-- start of Source --
Cameron has reinforced this point by arguing that he has always been intent upon renewing, rather than abandoning, the Conservative party’s traditional commitments, in order to make them relevant in today’s world. Cameron spoke in these terms in his speech at the party’s annual conference, in Blackpool on 3 October 2007:
Every generation of Conservatives has to make the argument all over again for free enterprise, for freedom, for responsibility, for limited government and that’s why I stood here two years ago and said to our party, after three election defeats, that we needed to make changes and we have made those changes (Cameron 2007i).
Further, Cameron has attested to the continued importance of Thatcher’s leadership (and leadership style) for the Conservative party. During an interview on BBC Radio 5 Live, on 18 February 2009, he admitted that her conviction politics and her approach to Britain’s economic problems in the late 1970s were still relevant today:
I think that influence, that character she had, that conviction she had, I think that will be very important. Some of the things she said about the importance of living within your means, of not spending money you don’t have, about cutting your cloth was wise then and it is wise now. Perhaps we need to listen to that again (Daily Telegraph, 19 February 2009).
Two months later, on 2 May 2009, Cameron wrote a letter to Lady Thatcher to mark the 30th anniversary of her 1979 election victory or, to use his words, the ‘great day’ upon which she became prime minister. Thatcher’s premiership had been ‘awe-inspiring’ and she had set an ‘example of real courage’ which would be invaluable to the next Conservative government:
It is with huge trepidation that I attempt, thirty years on, to get rid of an exhausted Labour government and start the process of mending the national finances and tackling some deep and entrenched problems that we face. If we are elected as the next government, I know that it will be extremely difficult work—but in your life and work you have given all of us an example of real courage to follow (Cameron 2009c).
The importance that Cameron attached to the courage and determination that Thatcher had displayed as prime minister was confirmed the following October. He presented her with a bronze bust of Sir Winston Churchill at a fundraising dinner for the Churchill Museum, held in the Cabinet War Rooms on 20 October 2009, and praised her strong leadership during the early 1980s recession and the Falklands war (Daily Telegraph, 19 October 2009).
‘Responsibility is the Most Important Word in Politics’
Cameron has been heavily influenced by the Civic Conservatism espoused by David Willetts during the 1990s. Civic Conservatism offered a critique of the encroaching power of central government upon those local institutions that nourished community life (Willetts 1997). This basic idea has, according to Fraser Nelson, provided the template for many of Cameron’s speeches since he became party leader (Spectator, 24 June 2006). Nowhere was this more evident than in the Chamberlain Lecture on Communities, which Cameron delivered in Birmingham on 14 July 2006. By empowering individuals in their own communities, you enabled them to become less reliant upon the state in their daily lives: ‘That is the way to reduce the size of government—from below, as people progress from dependence to independence—not from above, by a brutal and instant reduction in spending’ (Cameron 2006g). This is not to deny, however, that reducing the size of government from above has also played a part in Cameron’s localism agenda. The existence of an ever-increasing budget deficit meant that the next Conservative government would have to make spending cuts, but Cameron was keen to stress that this should not be viewed as ‘some dreadful catastrophe’. On the contrary, as he argued on The Andrew Marr Show on 26 July 2009, it provided ‘a big opportunity to deliver public services in a different and a better way, and to totally reform our government and put people back in control’ (Cameron 2009e).
-- end of Source --
-- start of Supplied information --
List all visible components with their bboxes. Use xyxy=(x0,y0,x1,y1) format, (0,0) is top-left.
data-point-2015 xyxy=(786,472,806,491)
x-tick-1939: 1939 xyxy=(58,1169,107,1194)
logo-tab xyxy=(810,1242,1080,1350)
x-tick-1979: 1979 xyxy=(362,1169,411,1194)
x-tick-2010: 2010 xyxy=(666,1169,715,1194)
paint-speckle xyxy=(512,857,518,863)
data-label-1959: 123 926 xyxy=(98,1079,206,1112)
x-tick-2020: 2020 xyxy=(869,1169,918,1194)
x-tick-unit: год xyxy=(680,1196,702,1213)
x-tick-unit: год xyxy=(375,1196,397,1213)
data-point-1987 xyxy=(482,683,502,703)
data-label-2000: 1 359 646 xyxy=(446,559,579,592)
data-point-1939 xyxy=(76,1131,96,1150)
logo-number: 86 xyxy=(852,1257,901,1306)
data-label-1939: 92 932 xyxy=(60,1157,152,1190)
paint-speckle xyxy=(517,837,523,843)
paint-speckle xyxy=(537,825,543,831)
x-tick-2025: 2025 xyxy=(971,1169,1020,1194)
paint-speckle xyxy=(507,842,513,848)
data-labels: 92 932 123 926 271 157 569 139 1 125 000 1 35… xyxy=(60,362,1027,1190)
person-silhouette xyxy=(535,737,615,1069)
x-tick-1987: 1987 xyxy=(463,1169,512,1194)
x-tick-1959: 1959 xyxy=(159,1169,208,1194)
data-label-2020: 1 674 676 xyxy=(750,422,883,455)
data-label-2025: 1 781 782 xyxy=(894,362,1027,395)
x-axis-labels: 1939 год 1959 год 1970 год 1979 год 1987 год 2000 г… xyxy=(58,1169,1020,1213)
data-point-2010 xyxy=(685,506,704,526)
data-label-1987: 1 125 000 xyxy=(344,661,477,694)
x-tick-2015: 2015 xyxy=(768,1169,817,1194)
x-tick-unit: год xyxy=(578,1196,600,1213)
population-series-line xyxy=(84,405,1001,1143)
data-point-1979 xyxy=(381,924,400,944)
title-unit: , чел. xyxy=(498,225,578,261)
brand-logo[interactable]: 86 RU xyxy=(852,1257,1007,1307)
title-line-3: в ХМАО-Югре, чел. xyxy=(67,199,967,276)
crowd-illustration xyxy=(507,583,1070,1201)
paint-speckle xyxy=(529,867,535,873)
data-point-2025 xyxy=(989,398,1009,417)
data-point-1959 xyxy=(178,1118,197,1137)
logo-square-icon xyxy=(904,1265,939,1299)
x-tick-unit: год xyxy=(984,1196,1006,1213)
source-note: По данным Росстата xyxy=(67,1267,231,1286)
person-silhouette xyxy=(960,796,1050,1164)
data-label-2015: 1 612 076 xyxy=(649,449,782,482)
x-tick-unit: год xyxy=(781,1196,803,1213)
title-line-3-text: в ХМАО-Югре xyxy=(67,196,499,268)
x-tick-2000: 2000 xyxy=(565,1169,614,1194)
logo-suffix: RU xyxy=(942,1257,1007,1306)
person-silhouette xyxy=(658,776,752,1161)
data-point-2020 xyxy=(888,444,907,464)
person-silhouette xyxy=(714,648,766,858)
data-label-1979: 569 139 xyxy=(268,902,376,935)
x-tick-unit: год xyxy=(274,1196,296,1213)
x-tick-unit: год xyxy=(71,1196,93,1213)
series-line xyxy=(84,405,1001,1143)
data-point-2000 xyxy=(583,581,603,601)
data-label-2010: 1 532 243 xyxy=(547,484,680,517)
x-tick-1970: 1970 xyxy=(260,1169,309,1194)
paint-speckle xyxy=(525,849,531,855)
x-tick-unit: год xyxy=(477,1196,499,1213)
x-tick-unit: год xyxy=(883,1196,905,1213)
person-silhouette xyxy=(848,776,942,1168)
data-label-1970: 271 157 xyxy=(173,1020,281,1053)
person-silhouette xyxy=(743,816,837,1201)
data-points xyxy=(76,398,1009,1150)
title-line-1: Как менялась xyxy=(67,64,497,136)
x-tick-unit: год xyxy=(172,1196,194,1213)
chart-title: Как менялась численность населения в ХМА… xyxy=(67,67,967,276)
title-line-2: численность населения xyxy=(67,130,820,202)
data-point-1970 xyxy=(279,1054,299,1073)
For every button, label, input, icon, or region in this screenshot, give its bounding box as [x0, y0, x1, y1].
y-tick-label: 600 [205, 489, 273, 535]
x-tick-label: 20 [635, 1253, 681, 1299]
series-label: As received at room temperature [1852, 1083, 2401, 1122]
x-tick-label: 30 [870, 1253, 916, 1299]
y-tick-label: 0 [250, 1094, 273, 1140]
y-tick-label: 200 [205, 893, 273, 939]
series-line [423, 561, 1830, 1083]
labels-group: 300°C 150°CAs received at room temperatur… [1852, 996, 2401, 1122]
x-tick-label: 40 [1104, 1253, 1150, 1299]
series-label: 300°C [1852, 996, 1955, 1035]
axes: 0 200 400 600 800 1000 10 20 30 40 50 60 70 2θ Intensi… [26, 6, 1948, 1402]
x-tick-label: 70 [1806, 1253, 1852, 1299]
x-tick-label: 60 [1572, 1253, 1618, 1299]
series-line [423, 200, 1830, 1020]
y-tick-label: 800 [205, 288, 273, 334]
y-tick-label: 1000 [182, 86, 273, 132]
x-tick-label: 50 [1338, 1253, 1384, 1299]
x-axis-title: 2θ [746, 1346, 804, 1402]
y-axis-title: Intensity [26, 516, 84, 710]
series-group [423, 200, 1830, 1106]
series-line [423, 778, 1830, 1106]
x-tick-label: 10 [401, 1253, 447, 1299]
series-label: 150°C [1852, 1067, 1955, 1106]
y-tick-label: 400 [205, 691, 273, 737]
-- end of Supplied information --
## Required task
In the passage on Cameron and the Conservative party, what gift did Cameron present to Thatcher at the Churchill Museum fundraising dinner on 20 October 2009?

## Completed task
A bronze bust of Sir Winston Churchill.